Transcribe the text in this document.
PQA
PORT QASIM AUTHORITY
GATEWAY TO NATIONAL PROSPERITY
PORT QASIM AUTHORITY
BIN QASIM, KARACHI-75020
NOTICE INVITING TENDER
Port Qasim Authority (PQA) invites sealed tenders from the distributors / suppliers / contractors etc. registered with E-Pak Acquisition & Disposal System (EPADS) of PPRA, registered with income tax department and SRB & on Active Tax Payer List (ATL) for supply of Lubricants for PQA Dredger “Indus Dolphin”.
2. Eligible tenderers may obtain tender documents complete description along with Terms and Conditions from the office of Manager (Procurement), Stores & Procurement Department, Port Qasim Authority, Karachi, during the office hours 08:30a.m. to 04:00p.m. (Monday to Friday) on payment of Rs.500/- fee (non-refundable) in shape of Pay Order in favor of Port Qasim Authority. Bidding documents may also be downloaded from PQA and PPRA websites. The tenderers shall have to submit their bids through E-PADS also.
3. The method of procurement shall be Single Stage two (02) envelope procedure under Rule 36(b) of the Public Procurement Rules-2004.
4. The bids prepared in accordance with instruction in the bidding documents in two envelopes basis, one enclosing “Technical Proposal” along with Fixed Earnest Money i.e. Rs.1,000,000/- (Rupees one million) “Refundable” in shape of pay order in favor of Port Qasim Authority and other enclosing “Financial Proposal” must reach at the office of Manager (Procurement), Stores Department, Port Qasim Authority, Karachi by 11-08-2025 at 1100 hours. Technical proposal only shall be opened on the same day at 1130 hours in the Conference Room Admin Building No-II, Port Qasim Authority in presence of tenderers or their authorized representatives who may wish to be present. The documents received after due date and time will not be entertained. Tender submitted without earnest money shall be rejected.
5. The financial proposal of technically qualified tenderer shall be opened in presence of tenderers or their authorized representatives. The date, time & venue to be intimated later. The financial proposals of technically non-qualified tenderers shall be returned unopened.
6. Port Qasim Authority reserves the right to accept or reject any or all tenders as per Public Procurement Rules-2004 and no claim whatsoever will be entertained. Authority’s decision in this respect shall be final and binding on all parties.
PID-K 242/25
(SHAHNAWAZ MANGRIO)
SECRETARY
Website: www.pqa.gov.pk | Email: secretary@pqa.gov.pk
_ _ _ _ _
Repeat the data precisely, reproducing every entry.

Correct response:
Transcribe the text in this document.
PQA
PORT QASIM AUTHORITY
GATEWAY TO NATIONAL PROSPERITY
PORT QASIM AUTHORITY
BIN QASIM, KARACHI-75020
NOTICE INVITING TENDER
Port Qasim Authority (PQA) invites sealed tenders from the distributors / suppliers / contractors etc. registered with E-Pak Acquisition & Disposal System (EPADS) of PPRA, registered with income tax department and SRB & on Active Tax Payer List (ATL) for supply of Lubricants for PQA Dredger “Indus Dolphin”.
2. Eligible tenderers may obtain tender documents complete description along with Terms and Conditions from the office of Manager (Procurement), Stores & Procurement Department, Port Qasim Authority, Karachi, during the office hours 08:30a.m. to 04:00p.m. (Monday to Friday) on payment of Rs.500/- fee (non-refundable) in shape of Pay Order in favor of Port Qasim Authority. Bidding documents may also be downloaded from PQA and PPRA websites. The tenderers shall have to submit their bids through E-PADS also.
3. The method of procurement shall be Single Stage two (02) envelope procedure under Rule 36(b) of the Public Procurement Rules-2004.
4. The bids prepared in accordance with instruction in the bidding documents in two envelopes basis, one enclosing “Technical Proposal” along with Fixed Earnest Money i.e. Rs.1,000,000/- (Rupees one million) “Refundable” in shape of pay order in favor of Port Qasim Authority and other enclosing “Financial Proposal” must reach at the office of Manager (Procurement), Stores Department, Port Qasim Authority, Karachi by 11-08-2025 at 1100 hours. Technical proposal only shall be opened on the same day at 1130 hours in the Conference Room Admin Building No-II, Port Qasim Authority in presence of tenderers or their authorized representatives who may wish to be present. The documents received after due date and time will not be entertained. Tender submitted without earnest money shall be rejected.
5. The financial proposal of technically qualified tenderer shall be opened in presence of tenderers or their authorized representatives. The date, time & venue to be intimated later. The financial proposals of technically non-qualified tenderers shall be returned unopened.
6. Port Qasim Authority reserves the right to accept or reject any or all tenders as per Public Procurement Rules-2004 and no claim whatsoever will be entertained. Authority’s decision in this respect shall be final and binding on all parties.
PID-K 242/25
(SHAHNAWAZ MANGRIO)
SECRETARY
Website: www.pqa.gov.pk | Email: secretary@pqa.gov.pk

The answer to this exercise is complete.